Records from a collection of figures:
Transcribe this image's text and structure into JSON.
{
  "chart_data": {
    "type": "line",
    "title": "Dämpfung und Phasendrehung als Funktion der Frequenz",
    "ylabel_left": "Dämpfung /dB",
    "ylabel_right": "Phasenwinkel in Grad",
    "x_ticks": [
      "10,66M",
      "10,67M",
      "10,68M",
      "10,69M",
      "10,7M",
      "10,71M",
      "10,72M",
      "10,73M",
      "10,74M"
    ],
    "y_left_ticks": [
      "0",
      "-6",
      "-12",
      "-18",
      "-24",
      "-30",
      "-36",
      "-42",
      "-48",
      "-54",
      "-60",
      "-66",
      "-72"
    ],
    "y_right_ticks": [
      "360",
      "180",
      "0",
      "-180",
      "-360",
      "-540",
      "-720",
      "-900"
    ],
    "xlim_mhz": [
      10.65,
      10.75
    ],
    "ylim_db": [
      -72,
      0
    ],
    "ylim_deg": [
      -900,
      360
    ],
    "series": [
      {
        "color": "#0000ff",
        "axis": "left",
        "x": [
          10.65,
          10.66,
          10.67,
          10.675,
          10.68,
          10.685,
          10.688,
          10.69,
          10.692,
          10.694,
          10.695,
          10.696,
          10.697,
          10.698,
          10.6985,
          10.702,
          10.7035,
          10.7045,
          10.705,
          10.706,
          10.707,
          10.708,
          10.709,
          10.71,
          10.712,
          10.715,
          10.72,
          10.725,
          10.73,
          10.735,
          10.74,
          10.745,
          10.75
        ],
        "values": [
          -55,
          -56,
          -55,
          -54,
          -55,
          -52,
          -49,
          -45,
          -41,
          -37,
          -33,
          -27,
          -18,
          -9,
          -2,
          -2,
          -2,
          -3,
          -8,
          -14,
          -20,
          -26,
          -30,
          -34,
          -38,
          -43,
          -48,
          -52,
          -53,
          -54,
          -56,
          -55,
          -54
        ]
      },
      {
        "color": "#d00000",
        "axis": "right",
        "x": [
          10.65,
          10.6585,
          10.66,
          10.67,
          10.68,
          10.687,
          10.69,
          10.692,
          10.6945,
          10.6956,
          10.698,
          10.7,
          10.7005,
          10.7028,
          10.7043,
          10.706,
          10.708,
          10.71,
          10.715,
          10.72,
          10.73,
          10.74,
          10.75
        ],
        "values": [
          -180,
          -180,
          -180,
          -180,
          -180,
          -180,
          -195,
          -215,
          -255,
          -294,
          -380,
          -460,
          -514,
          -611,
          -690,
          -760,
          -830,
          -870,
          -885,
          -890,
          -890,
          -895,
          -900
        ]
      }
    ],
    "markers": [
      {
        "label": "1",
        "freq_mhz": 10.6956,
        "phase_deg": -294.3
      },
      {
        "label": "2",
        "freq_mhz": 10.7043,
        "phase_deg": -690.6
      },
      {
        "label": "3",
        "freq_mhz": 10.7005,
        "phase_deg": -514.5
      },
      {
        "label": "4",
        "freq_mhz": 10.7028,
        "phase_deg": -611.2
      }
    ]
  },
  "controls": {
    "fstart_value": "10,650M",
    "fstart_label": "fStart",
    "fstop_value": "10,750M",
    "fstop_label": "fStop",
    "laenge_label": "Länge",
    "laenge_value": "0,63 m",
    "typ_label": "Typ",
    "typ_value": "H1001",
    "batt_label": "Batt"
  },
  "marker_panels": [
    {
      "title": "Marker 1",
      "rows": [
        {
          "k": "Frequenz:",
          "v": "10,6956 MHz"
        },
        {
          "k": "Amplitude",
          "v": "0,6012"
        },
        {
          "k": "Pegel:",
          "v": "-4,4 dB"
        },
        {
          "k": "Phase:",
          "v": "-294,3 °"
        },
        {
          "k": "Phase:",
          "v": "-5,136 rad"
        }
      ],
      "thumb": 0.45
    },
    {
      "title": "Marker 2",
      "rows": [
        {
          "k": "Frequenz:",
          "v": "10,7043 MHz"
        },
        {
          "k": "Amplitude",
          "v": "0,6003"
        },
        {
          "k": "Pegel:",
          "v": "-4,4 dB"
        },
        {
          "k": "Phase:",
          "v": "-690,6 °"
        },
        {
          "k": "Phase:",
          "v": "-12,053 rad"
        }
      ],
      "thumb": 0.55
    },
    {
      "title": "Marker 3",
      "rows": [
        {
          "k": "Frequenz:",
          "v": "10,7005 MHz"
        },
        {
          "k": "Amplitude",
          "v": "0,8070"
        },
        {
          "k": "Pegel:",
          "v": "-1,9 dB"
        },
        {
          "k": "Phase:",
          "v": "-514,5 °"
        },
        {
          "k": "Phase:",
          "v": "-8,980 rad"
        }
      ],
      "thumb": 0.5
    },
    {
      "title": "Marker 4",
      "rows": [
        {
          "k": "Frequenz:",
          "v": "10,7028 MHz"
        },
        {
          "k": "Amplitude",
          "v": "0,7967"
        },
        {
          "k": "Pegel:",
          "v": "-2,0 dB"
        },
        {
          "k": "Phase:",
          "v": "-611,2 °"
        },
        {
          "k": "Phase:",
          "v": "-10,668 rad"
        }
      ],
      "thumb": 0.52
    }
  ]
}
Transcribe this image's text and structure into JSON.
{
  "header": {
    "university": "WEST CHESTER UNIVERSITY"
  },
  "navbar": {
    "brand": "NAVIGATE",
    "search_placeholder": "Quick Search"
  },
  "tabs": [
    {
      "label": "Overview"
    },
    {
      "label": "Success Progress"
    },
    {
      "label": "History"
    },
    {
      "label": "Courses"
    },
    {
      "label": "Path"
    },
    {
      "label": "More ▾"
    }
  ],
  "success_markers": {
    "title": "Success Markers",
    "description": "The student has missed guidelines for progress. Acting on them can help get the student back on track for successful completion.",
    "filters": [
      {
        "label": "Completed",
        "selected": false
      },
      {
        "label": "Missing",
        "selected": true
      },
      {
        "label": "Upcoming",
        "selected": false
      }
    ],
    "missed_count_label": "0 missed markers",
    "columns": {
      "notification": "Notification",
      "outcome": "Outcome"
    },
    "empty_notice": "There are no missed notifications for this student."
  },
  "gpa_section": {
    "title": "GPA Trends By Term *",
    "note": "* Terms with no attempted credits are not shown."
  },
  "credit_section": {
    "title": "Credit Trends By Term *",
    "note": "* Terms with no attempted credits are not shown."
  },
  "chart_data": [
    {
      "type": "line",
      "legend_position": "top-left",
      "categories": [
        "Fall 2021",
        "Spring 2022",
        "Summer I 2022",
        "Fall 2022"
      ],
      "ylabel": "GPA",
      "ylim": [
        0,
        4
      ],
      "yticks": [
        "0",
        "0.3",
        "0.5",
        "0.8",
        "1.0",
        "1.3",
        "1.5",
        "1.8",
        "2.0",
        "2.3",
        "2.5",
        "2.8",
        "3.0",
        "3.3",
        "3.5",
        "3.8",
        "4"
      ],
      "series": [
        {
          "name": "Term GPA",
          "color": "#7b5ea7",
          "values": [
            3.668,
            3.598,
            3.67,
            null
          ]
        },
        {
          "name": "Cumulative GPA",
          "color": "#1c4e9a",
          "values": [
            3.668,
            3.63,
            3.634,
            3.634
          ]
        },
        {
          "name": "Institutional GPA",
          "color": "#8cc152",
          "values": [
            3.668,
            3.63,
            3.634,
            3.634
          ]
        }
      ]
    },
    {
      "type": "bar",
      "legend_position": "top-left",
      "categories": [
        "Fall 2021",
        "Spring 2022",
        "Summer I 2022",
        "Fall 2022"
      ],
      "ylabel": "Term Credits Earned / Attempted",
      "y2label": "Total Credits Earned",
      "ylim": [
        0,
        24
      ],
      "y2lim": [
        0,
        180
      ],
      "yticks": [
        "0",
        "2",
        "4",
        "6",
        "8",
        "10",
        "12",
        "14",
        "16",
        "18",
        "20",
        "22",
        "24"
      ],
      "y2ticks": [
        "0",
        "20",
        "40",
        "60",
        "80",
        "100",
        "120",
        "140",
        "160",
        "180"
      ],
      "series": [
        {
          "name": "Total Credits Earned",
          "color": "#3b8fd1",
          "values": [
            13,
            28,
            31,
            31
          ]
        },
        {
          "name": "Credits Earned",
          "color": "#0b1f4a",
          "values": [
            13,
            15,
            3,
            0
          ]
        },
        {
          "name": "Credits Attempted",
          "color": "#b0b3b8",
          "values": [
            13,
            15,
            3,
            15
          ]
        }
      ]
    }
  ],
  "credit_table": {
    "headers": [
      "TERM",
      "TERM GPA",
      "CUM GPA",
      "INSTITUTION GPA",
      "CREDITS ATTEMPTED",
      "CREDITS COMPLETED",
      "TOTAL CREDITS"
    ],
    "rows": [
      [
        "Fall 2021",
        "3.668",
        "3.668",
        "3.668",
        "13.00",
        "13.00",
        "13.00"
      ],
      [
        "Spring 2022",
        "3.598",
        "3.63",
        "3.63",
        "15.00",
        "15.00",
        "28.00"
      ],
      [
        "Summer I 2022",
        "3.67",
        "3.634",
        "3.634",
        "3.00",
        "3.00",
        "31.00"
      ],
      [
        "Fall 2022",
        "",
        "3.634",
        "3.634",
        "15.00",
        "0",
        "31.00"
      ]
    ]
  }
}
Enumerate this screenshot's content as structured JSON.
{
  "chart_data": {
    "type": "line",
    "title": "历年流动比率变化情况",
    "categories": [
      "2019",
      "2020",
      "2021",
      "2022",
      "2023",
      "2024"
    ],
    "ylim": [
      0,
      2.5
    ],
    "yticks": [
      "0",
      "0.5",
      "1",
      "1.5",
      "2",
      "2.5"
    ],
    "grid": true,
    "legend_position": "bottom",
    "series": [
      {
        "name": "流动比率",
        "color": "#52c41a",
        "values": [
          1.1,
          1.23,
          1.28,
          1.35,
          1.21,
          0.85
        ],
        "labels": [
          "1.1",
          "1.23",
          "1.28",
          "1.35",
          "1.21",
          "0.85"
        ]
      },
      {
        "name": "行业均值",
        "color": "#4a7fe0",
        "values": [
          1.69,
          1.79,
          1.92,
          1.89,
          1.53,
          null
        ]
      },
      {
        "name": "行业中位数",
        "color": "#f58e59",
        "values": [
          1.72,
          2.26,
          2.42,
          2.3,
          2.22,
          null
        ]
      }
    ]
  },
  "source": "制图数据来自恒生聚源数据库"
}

§ **STATED PROBLEM**: Pull out every line of the records that includes the string "Earned".

§ **FULL ANSWER**:
      "ylabel": "Term Credits Earned / Attempted",
      "y2label": "Total Credits Earned",
          "name": "Total Credits Earned",
          "name": "Credits Earned",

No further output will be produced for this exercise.